Aim of the exercise: Exclude any images and output the remaining records exactly.

═════ Working data ═════

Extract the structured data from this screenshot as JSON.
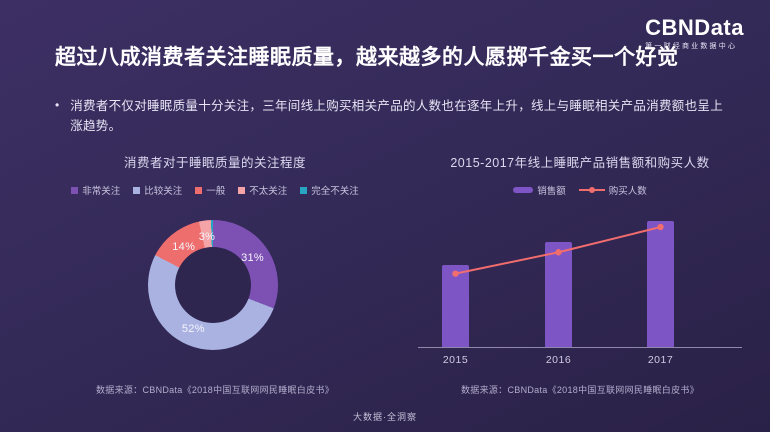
{
  "logo": {
    "brand": "CBNData",
    "subtitle": "第一财经商业数据中心"
  },
  "slide": {
    "title": "超过八成消费者关注睡眠质量，越来越多的人愿掷千金买一个好觉",
    "bullet_marker": "•",
    "bullet": "消费者不仅对睡眠质量十分关注，三年间线上购买相关产品的人数也在逐年上升，线上与睡眠相关产品消费额也呈上涨趋势。",
    "footer": "大数据·全洞察"
  },
  "colors": {
    "background_top": "#3d2f64",
    "background_bottom": "#2a2147",
    "axis": "#8f88ab",
    "bar_accent": "#7e55c4",
    "line_accent": "#f26d6d"
  },
  "chart_data": [
    {
      "type": "pie",
      "donut": true,
      "title": "消费者对于睡眠质量的关注程度",
      "legend_position": "top",
      "labels": [
        "非常关注",
        "比较关注",
        "一般",
        "不太关注",
        "完全不关注"
      ],
      "values": [
        31,
        52,
        14,
        3,
        0.5
      ],
      "data_labels": [
        "31%",
        "52%",
        "14%",
        "3%",
        ""
      ],
      "colors": [
        "#7d51b4",
        "#a9b2e1",
        "#ed6e6c",
        "#f4a3a6",
        "#27a5c2"
      ],
      "start_angle_deg": 0,
      "source": "数据来源：CBNData《2018中国互联网网民睡眠白皮书》"
    },
    {
      "type": "bar",
      "title": "2015-2017年线上睡眠产品销售额和购买人数",
      "categories": [
        "2015",
        "2016",
        "2017"
      ],
      "series": [
        {
          "name": "销售额",
          "type": "bar",
          "values": [
            65,
            83,
            100
          ],
          "color": "#7e55c4"
        },
        {
          "name": "购买人数",
          "type": "line",
          "values": [
            59,
            76,
            96
          ],
          "color": "#f26d6d"
        }
      ],
      "ylim": [
        0,
        110
      ],
      "y_axis_visible": false,
      "note": "y-axis unlabeled in source; values are relative units estimated from bar heights",
      "legend_position": "top",
      "source": "数据来源：CBNData《2018中国互联网网民睡眠白皮书》"
    }
  ]
}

═════

Solution below:
Extract the structured data from this screenshot as JSON.
{
  "logo": {
    "brand": "CBNData",
    "subtitle": "第一财经商业数据中心"
  },
  "slide": {
    "title": "超过八成消费者关注睡眠质量，越来越多的人愿掷千金买一个好觉",
    "bullet_marker": "•",
    "bullet": "消费者不仅对睡眠质量十分关注，三年间线上购买相关产品的人数也在逐年上升，线上与睡眠相关产品消费额也呈上涨趋势。",
    "footer": "大数据·全洞察"
  },
  "colors": {
    "background_top": "#3d2f64",
    "background_bottom": "#2a2147",
    "axis": "#8f88ab",
    "bar_accent": "#7e55c4",
    "line_accent": "#f26d6d"
  },
  "chart_data": [
    {
      "type": "pie",
      "donut": true,
      "title": "消费者对于睡眠质量的关注程度",
      "legend_position": "top",
      "labels": [
        "非常关注",
        "比较关注",
        "一般",
        "不太关注",
        "完全不关注"
      ],
      "values": [
        31,
        52,
        14,
        3,
        0.5
      ],
      "data_labels": [
        "31%",
        "52%",
        "14%",
        "3%",
        ""
      ],
      "colors": [
        "#7d51b4",
        "#a9b2e1",
        "#ed6e6c",
        "#f4a3a6",
        "#27a5c2"
      ],
      "start_angle_deg": 0,
      "source": "数据来源：CBNData《2018中国互联网网民睡眠白皮书》"
    },
    {
      "type": "bar",
      "title": "2015-2017年线上睡眠产品销售额和购买人数",
      "categories": [
        "2015",
        "2016",
        "2017"
      ],
      "series": [
        {
          "name": "销售额",
          "type": "bar",
          "values": [
            65,
            83,
            100
          ],
          "color": "#7e55c4"
        },
        {
          "name": "购买人数",
          "type": "line",
          "values": [
            59,
            76,
            96
          ],
          "color": "#f26d6d"
        }
      ],
      "ylim": [
        0,
        110
      ],
      "y_axis_visible": false,
      "note": "y-axis unlabeled in source; values are relative units estimated from bar heights",
      "legend_position": "top",
      "source": "数据来源：CBNData《2018中国互联网网民睡眠白皮书》"
    }
  ]
}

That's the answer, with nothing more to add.